Required work ::
Starting from the line containing "Output the text content of this document.", give again every line through the end of the entries, word for word. Pictures stay out of the copy.

BEGIN Dataset records

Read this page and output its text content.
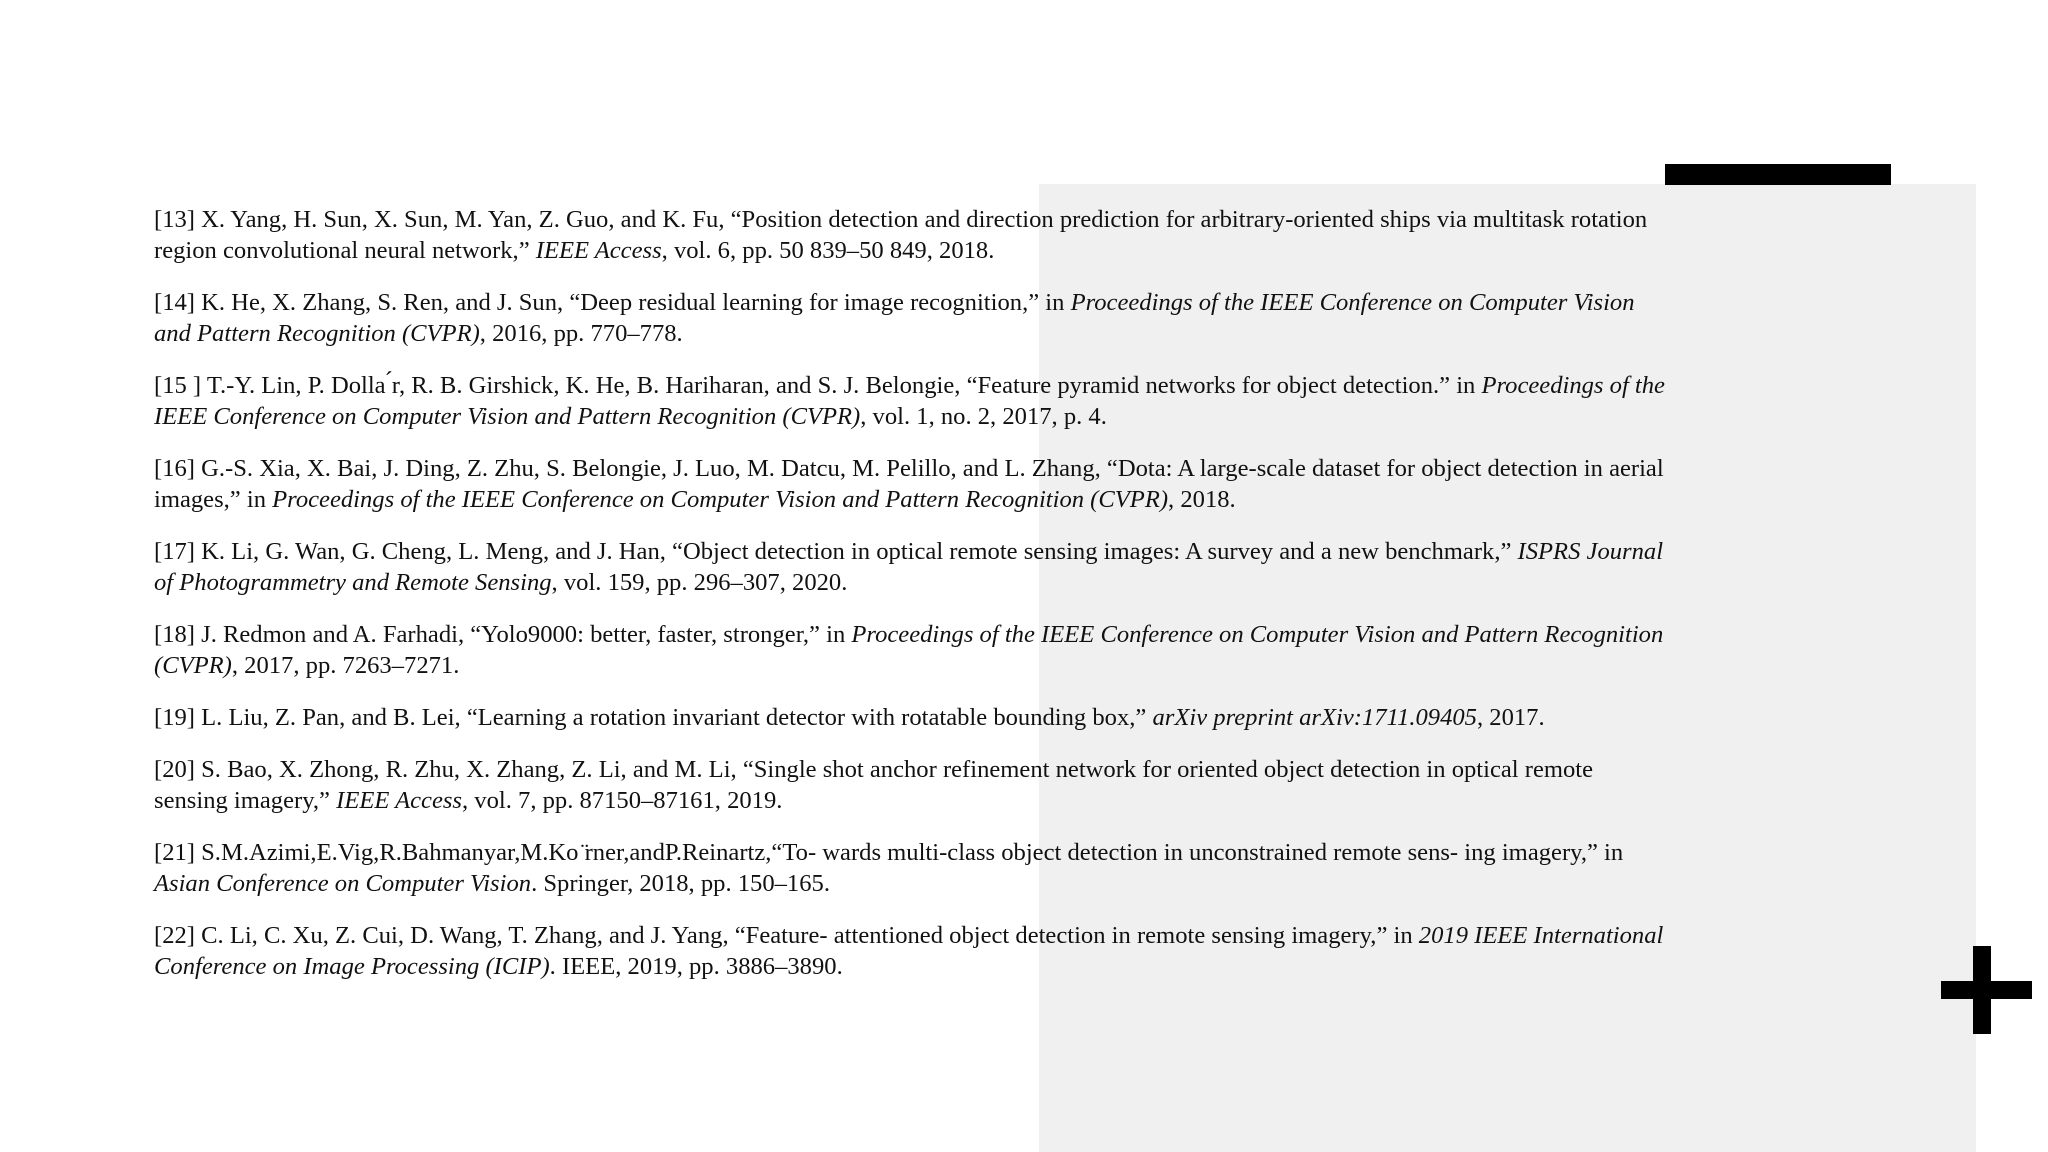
[13] X. Yang, H. Sun, X. Sun, M. Yan, Z. Guo, and K. Fu, “Position detection and direction prediction for arbitrary-oriented ships via multitask rotation region convolutional neural network,” IEEE Access, vol. 6, pp. 50 839–50 849, 2018.

[14] K. He, X. Zhang, S. Ren, and J. Sun, “Deep residual learning for image recognition,” in Proceedings of the IEEE Conference on Computer Vision and Pattern Recognition (CVPR), 2016, pp. 770–778.

[15 ] T.-Y. Lin, P. Dolla ́r, R. B. Girshick, K. He, B. Hariharan, and S. J. Belongie, “Feature pyramid networks for object detection.” in Proceedings of the IEEE Conference on Computer Vision and Pattern Recognition (CVPR), vol. 1, no. 2, 2017, p. 4.

[16] G.-S. Xia, X. Bai, J. Ding, Z. Zhu, S. Belongie, J. Luo, M. Datcu, M. Pelillo, and L. Zhang, “Dota: A large-scale dataset for object detection in aerial images,” in Proceedings of the IEEE Conference on Computer Vision and Pattern Recognition (CVPR), 2018.

[17] K. Li, G. Wan, G. Cheng, L. Meng, and J. Han, “Object detection in optical remote sensing images: A survey and a new benchmark,” ISPRS Journal of Photogrammetry and Remote Sensing, vol. 159, pp. 296–307, 2020.

[18] J. Redmon and A. Farhadi, “Yolo9000: better, faster, stronger,” in Proceedings of the IEEE Conference on Computer Vision and Pattern Recognition (CVPR), 2017, pp. 7263–7271.

[19] L. Liu, Z. Pan, and B. Lei, “Learning a rotation invariant detector with rotatable bounding box,” arXiv preprint arXiv:1711.09405, 2017.

[20] S. Bao, X. Zhong, R. Zhu, X. Zhang, Z. Li, and M. Li, “Single shot anchor refinement network for oriented object detection in optical remote sensing imagery,” IEEE Access, vol. 7, pp. 87150–87161, 2019.

[21] S.M.Azimi,E.Vig,R.Bahmanyar,M.Ko ̈rner,andP.Reinartz,“To- wards multi-class object detection in unconstrained remote sens- ing imagery,” in Asian Conference on Computer Vision. Springer, 2018, pp. 150–165.

[22] C. Li, C. Xu, Z. Cui, D. Wang, T. Zhang, and J. Yang, “Feature- attentioned object detection in remote sensing imagery,” in 2019 IEEE International Conference on Image Processing (ICIP). IEEE, 2019, pp. 3886–3890.
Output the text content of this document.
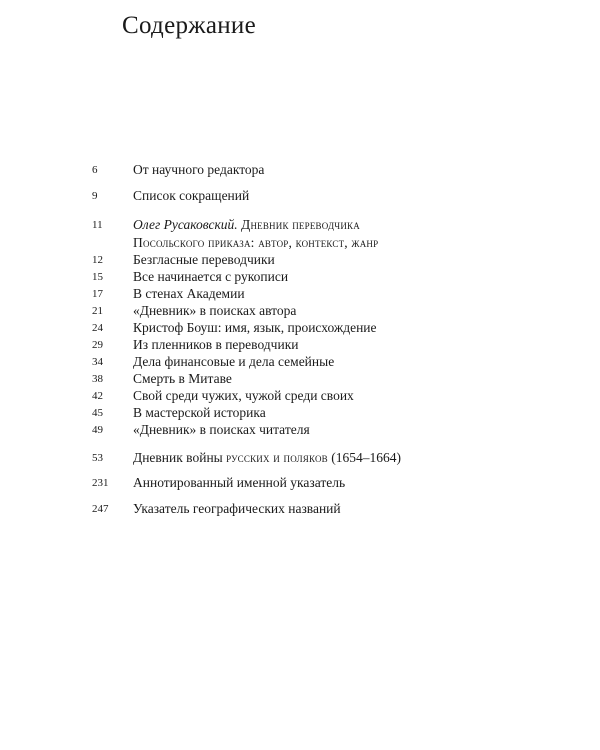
Содержание
6	От научного редактора
9	Список сокращений
11 Олег Русаковский. Дневник переводчика
Посольского приказа: автор, контекст, жанр
12 Безгласные переводчики
15 Все начинается с рукописи
17 В стенах Академии
21 «Дневник» в поисках автора
24 Кристоф Боуш: имя, язык, происхождение
29 Из пленников в переводчики
34 Дела финансовые и дела семейные
38 Смерть в Митаве
42 Свой среди чужих, чужой среди своих
45 В мастерской историка
49 «Дневник» в поисках читателя
53 Дневник войны русских и поляков (1654–1664)
231 Аннотированный именной указатель
247 Указатель географических названий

END Dataset records

Answer to the task ::
Output the text content of this document.
Содержание
6	От научного редактора
9	Список сокращений
11 Олег Русаковский. Дневник переводчика
Посольского приказа: автор, контекст, жанр
12 Безгласные переводчики
15 Все начинается с рукописи
17 В стенах Академии
21 «Дневник» в поисках автора
24 Кристоф Боуш: имя, язык, происхождение
29 Из пленников в переводчики
34 Дела финансовые и дела семейные
38 Смерть в Митаве
42 Свой среди чужих, чужой среди своих
45 В мастерской историка
49 «Дневник» в поисках читателя
53 Дневник войны русских и поляков (1654–1664)
231 Аннотированный именной указатель
247 Указатель географических названий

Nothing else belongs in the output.